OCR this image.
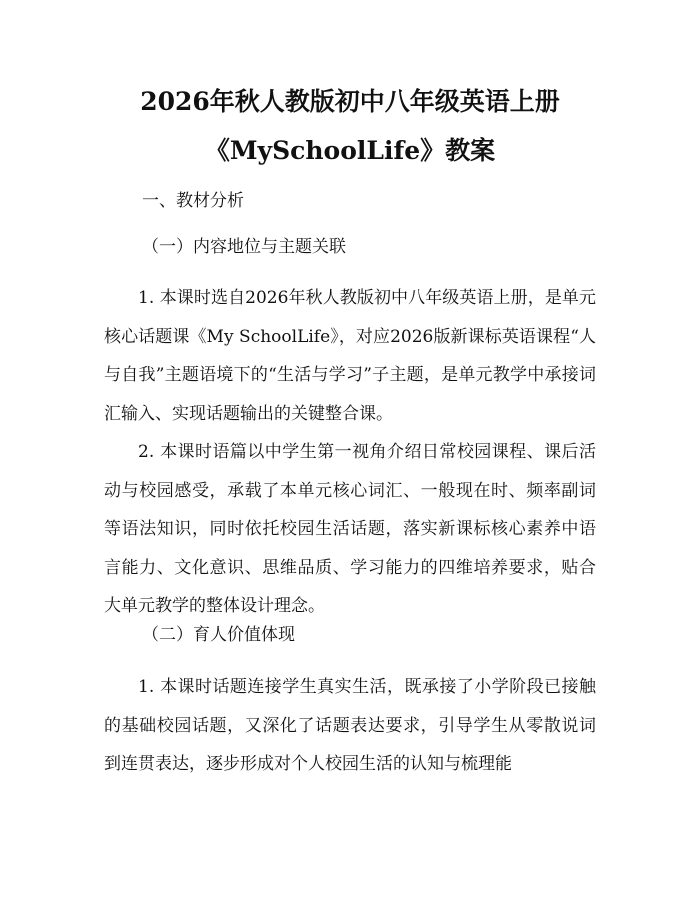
2026年秋人教版初中八年级英语上册
《MySchoolLife》教案
一、教材分析
（一）内容地位与主题关联

1. 本课时选自2026年秋人教版初中八年级英语上册，是单元核心话题课《My SchoolLife》，对应2026版新课标英语课程“人与自我”主题语境下的“生活与学习”子主题，是单元教学中承接词汇输入、实现话题输出的关键整合课。

2. 本课时语篇以中学生第一视角介绍日常校园课程、课后活动与校园感受，承载了本单元核心词汇、一般现在时、频率副词等语法知识，同时依托校园生活话题，落实新课标核心素养中语言能力、文化意识、思维品质、学习能力的四维培养要求，贴合大单元教学的整体设计理念。

（二）育人价值体现

1. 本课时话题连接学生真实生活，既承接了小学阶段已接触的基础校园话题，又深化了话题表达要求，引导学生从零散说词到连贯表达，逐步形成对个人校园生活的认知与梳理能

####################

Prompt:
Reproduce all the entries that precede this task, word for word, minus any pictures.

Output for this task:
OCR this image.
2026年秋人教版初中八年级英语上册
《MySchoolLife》教案
一、教材分析
（一）内容地位与主题关联

1. 本课时选自2026年秋人教版初中八年级英语上册，是单元核心话题课《My SchoolLife》，对应2026版新课标英语课程“人与自我”主题语境下的“生活与学习”子主题，是单元教学中承接词汇输入、实现话题输出的关键整合课。

2. 本课时语篇以中学生第一视角介绍日常校园课程、课后活动与校园感受，承载了本单元核心词汇、一般现在时、频率副词等语法知识，同时依托校园生活话题，落实新课标核心素养中语言能力、文化意识、思维品质、学习能力的四维培养要求，贴合大单元教学的整体设计理念。

（二）育人价值体现

1. 本课时话题连接学生真实生活，既承接了小学阶段已接触的基础校园话题，又深化了话题表达要求，引导学生从零散说词到连贯表达，逐步形成对个人校园生活的认知与梳理能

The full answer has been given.